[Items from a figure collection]
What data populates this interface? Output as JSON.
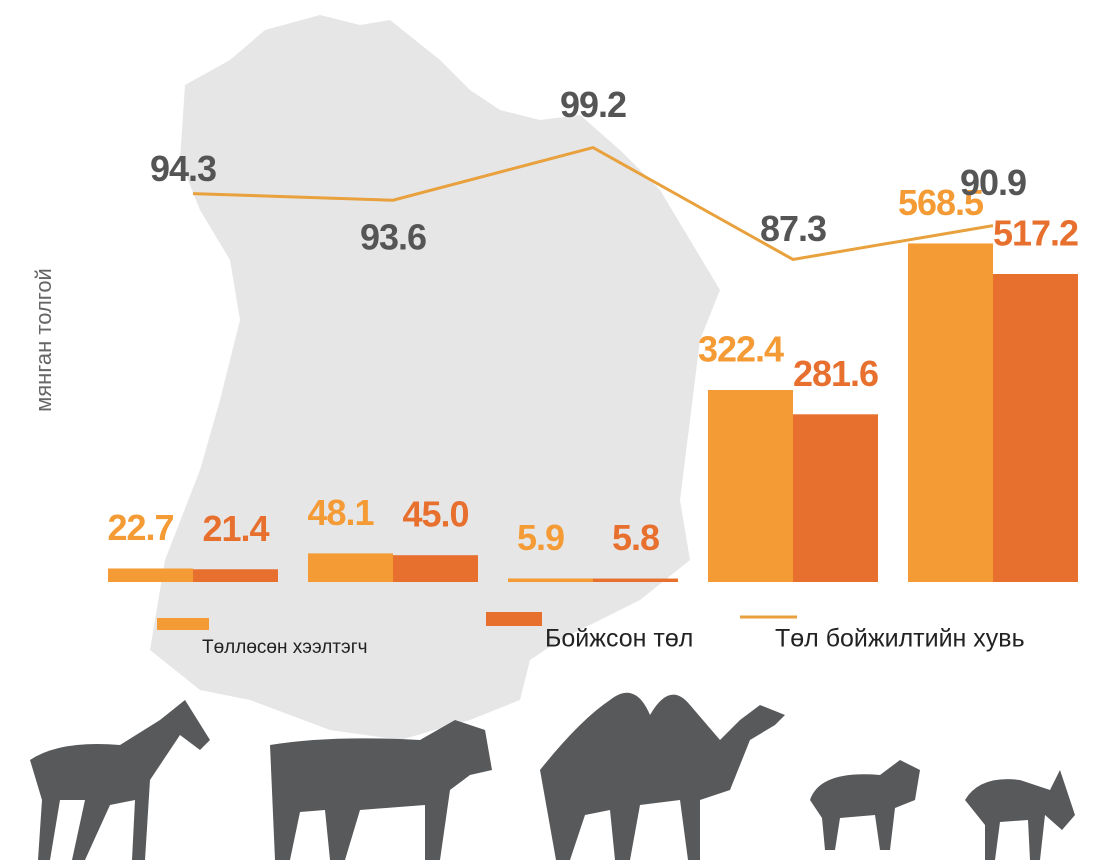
{
  "chart_data": {
    "type": "bar_line",
    "y_label": "мянган толгой",
    "categories": [
      null,
      null,
      null,
      null,
      null
    ],
    "series": [
      {
        "name": "Төллөсөн хээлтэгч",
        "color": "#f59b35",
        "values": [
          22.7,
          48.1,
          5.9,
          322.4,
          568.5
        ]
      },
      {
        "name": "Бойжсон төл",
        "color": "#e8702f",
        "values": [
          21.4,
          45,
          5.8,
          281.6,
          517.2
        ],
        "value_labels": [
          "21.4",
          "45.0",
          "5.8",
          "281.6",
          "517.2"
        ]
      },
      {
        "name": "Төл бойжилтийн хувь",
        "type": "line",
        "axis": "y2",
        "color": "#e8a13c",
        "values": [
          94.3,
          93.6,
          99.2,
          87.3,
          90.9
        ]
      }
    ],
    "ylim": [
      0,
      900
    ],
    "y2lim": [
      53,
      110
    ]
  }
}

▶ Given request
Every entry must be written out exactly, with all pictures left out.

▶ The output
What data populates this interface? Output as JSON.
{
  "chart_data": {
    "type": "bar_line",
    "y_label": "мянган толгой",
    "categories": [
      null,
      null,
      null,
      null,
      null
    ],
    "series": [
      {
        "name": "Төллөсөн хээлтэгч",
        "color": "#f59b35",
        "values": [
          22.7,
          48.1,
          5.9,
          322.4,
          568.5
        ]
      },
      {
        "name": "Бойжсон төл",
        "color": "#e8702f",
        "values": [
          21.4,
          45,
          5.8,
          281.6,
          517.2
        ],
        "value_labels": [
          "21.4",
          "45.0",
          "5.8",
          "281.6",
          "517.2"
        ]
      },
      {
        "name": "Төл бойжилтийн хувь",
        "type": "line",
        "axis": "y2",
        "color": "#e8a13c",
        "values": [
          94.3,
          93.6,
          99.2,
          87.3,
          90.9
        ]
      }
    ],
    "ylim": [
      0,
      900
    ],
    "y2lim": [
      53,
      110
    ]
  }
}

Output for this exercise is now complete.